◆ THE PROBLEM
Output the full listing word for word.

◆ LISTING
_ _ _ _

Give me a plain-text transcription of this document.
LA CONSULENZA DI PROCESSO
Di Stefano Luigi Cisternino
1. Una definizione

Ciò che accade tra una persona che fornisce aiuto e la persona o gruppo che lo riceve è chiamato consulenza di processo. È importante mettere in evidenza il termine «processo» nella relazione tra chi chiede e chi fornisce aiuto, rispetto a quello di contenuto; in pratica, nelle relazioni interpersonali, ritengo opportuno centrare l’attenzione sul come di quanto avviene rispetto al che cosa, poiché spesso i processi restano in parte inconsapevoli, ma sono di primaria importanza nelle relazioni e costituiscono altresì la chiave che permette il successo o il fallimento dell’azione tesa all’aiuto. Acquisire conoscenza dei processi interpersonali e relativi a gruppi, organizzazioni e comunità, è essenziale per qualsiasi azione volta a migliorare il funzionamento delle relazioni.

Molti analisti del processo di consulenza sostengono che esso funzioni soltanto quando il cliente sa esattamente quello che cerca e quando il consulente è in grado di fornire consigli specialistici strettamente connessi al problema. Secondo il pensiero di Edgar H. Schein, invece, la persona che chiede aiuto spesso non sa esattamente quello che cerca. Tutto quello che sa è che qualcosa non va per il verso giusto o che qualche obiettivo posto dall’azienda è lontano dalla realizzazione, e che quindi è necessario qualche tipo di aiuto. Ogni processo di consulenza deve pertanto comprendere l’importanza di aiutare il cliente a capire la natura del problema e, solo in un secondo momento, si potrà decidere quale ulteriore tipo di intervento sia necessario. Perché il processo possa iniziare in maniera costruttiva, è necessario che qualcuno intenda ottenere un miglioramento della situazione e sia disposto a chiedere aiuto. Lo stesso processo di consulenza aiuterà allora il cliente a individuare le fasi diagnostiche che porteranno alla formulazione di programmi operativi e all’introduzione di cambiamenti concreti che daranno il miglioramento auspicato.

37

_ _ _ _

◆ SOLUTION BELOW
Give me a plain-text transcription of this document.
LA CONSULENZA DI PROCESSO
Di Stefano Luigi Cisternino
1. Una definizione

Ciò che accade tra una persona che fornisce aiuto e la persona o gruppo che lo riceve è chiamato consulenza di processo. È importante mettere in evidenza il termine «processo» nella relazione tra chi chiede e chi fornisce aiuto, rispetto a quello di contenuto; in pratica, nelle relazioni interpersonali, ritengo opportuno centrare l’attenzione sul come di quanto avviene rispetto al che cosa, poiché spesso i processi restano in parte inconsapevoli, ma sono di primaria importanza nelle relazioni e costituiscono altresì la chiave che permette il successo o il fallimento dell’azione tesa all’aiuto. Acquisire conoscenza dei processi interpersonali e relativi a gruppi, organizzazioni e comunità, è essenziale per qualsiasi azione volta a migliorare il funzionamento delle relazioni.

Molti analisti del processo di consulenza sostengono che esso funzioni soltanto quando il cliente sa esattamente quello che cerca e quando il consulente è in grado di fornire consigli specialistici strettamente connessi al problema. Secondo il pensiero di Edgar H. Schein, invece, la persona che chiede aiuto spesso non sa esattamente quello che cerca. Tutto quello che sa è che qualcosa non va per il verso giusto o che qualche obiettivo posto dall’azienda è lontano dalla realizzazione, e che quindi è necessario qualche tipo di aiuto. Ogni processo di consulenza deve pertanto comprendere l’importanza di aiutare il cliente a capire la natura del problema e, solo in un secondo momento, si potrà decidere quale ulteriore tipo di intervento sia necessario. Perché il processo possa iniziare in maniera costruttiva, è necessario che qualcuno intenda ottenere un miglioramento della situazione e sia disposto a chiedere aiuto. Lo stesso processo di consulenza aiuterà allora il cliente a individuare le fasi diagnostiche che porteranno alla formulazione di programmi operativi e all’introduzione di cambiamenti concreti che daranno il miglioramento auspicato.

37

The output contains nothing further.